__Stated task__
Calculate how many lines in the following records hold the word "языках", and report that number without comment.

__Data to use__
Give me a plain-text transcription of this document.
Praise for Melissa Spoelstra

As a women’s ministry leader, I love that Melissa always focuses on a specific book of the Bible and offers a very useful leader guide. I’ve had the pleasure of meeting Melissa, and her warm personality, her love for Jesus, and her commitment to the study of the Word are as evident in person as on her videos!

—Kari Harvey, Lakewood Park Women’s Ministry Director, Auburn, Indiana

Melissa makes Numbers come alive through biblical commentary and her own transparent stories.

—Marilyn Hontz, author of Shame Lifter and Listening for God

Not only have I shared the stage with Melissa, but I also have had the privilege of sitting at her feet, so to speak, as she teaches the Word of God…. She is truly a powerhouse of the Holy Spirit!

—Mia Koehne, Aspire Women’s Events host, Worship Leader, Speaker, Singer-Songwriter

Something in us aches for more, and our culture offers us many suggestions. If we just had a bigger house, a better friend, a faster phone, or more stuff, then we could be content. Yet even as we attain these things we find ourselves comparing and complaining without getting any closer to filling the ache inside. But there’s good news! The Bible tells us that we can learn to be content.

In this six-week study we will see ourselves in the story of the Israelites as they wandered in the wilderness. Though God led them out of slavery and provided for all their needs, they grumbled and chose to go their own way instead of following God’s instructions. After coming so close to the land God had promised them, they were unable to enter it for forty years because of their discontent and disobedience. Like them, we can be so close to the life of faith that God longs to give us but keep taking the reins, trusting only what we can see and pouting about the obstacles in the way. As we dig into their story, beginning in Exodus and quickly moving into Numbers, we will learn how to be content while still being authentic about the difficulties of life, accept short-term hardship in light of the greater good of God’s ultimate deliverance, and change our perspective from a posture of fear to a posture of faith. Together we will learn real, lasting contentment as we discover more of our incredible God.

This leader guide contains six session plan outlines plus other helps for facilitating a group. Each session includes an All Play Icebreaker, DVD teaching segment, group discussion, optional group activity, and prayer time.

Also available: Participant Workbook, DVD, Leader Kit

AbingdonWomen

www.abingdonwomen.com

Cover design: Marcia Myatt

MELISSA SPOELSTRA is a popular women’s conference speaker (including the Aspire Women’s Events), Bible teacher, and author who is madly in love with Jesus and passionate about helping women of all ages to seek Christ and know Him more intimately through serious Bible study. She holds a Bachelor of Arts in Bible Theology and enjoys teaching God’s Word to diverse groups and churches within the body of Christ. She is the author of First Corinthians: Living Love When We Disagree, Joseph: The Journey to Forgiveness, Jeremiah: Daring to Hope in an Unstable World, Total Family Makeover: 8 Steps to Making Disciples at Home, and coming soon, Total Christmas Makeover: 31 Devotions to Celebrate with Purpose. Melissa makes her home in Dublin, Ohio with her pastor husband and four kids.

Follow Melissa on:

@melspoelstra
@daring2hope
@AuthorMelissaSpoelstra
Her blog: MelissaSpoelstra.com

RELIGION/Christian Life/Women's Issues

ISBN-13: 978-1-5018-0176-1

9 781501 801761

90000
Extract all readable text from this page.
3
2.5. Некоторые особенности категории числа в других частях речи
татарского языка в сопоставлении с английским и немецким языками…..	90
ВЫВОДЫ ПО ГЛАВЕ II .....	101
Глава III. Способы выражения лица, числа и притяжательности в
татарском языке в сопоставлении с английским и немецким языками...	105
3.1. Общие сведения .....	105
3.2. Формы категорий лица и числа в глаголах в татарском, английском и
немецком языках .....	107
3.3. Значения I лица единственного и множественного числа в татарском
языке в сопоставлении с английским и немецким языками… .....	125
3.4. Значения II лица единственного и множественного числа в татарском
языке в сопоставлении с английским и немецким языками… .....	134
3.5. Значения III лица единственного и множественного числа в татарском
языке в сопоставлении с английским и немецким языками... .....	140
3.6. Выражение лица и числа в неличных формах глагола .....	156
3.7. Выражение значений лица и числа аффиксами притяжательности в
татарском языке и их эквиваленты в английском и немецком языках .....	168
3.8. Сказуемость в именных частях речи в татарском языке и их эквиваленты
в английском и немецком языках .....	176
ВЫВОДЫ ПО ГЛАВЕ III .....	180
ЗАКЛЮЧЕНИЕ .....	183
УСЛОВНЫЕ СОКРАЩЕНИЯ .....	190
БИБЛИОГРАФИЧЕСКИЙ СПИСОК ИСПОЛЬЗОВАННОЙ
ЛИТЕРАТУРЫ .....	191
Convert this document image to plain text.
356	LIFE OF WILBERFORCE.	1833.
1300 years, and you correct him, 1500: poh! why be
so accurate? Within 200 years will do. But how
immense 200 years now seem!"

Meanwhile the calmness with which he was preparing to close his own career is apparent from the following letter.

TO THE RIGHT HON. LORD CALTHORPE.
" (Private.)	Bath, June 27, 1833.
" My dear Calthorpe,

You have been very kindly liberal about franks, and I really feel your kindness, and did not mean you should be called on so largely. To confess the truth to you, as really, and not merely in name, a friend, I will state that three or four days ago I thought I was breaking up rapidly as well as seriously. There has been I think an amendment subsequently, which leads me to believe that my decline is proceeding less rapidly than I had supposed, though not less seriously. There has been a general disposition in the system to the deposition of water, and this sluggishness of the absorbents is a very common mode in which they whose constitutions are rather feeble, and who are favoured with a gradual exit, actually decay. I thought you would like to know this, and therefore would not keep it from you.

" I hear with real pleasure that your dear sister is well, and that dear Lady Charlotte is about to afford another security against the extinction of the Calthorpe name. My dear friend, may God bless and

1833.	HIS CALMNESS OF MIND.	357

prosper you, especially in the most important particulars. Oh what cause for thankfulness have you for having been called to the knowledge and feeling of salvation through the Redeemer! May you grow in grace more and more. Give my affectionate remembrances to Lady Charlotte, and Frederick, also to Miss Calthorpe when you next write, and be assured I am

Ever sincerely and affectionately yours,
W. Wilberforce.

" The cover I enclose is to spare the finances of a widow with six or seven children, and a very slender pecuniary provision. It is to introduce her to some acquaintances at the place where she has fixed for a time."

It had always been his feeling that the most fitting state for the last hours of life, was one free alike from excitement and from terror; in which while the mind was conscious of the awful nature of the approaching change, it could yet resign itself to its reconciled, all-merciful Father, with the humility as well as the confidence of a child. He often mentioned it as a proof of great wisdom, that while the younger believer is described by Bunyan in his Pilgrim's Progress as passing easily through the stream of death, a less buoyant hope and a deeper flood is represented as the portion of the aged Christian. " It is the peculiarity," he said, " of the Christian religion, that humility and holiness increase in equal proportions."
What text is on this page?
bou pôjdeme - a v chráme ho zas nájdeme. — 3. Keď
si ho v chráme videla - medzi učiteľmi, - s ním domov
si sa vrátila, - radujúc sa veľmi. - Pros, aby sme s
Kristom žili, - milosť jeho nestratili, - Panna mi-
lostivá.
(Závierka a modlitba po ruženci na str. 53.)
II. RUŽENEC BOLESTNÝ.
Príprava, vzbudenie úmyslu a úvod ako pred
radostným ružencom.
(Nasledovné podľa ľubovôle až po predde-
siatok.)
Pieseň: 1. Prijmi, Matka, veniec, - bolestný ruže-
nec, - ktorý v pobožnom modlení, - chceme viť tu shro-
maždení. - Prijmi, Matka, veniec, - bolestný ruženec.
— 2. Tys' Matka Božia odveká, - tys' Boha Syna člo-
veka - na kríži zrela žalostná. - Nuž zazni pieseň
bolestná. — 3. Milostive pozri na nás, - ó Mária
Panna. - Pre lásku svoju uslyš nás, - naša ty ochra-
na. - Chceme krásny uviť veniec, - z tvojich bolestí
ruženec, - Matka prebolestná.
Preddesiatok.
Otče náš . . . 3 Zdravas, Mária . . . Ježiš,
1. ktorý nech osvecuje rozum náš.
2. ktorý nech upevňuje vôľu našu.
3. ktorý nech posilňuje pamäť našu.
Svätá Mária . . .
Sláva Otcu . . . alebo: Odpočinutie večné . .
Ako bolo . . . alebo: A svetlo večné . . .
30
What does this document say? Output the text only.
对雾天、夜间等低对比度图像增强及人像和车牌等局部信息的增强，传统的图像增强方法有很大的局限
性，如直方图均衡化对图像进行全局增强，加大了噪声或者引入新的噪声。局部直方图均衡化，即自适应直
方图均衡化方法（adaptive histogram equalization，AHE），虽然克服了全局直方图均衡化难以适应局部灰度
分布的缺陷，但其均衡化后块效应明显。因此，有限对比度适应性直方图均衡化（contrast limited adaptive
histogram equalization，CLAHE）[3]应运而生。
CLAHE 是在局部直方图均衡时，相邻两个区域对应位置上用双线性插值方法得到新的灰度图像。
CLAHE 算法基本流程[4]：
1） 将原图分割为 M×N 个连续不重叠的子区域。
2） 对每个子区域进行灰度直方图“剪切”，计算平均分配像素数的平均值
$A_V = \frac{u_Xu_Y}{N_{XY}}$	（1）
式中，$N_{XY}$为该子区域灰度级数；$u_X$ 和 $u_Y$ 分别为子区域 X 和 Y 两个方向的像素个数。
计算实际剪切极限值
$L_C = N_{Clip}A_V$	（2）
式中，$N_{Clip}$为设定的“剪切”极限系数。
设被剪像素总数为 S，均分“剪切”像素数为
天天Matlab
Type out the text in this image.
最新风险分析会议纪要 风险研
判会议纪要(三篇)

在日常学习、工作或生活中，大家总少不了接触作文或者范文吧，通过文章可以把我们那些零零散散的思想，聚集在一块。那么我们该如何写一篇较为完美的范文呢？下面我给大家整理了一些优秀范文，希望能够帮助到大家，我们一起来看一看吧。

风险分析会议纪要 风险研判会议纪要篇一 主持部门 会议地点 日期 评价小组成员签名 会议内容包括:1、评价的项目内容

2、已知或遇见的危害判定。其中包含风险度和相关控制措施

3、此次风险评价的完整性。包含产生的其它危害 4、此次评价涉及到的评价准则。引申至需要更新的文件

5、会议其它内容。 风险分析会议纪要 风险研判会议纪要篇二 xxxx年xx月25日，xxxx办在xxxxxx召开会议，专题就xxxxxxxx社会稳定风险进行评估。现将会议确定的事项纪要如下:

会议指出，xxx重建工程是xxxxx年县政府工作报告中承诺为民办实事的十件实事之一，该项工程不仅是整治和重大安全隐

__Correct response__
3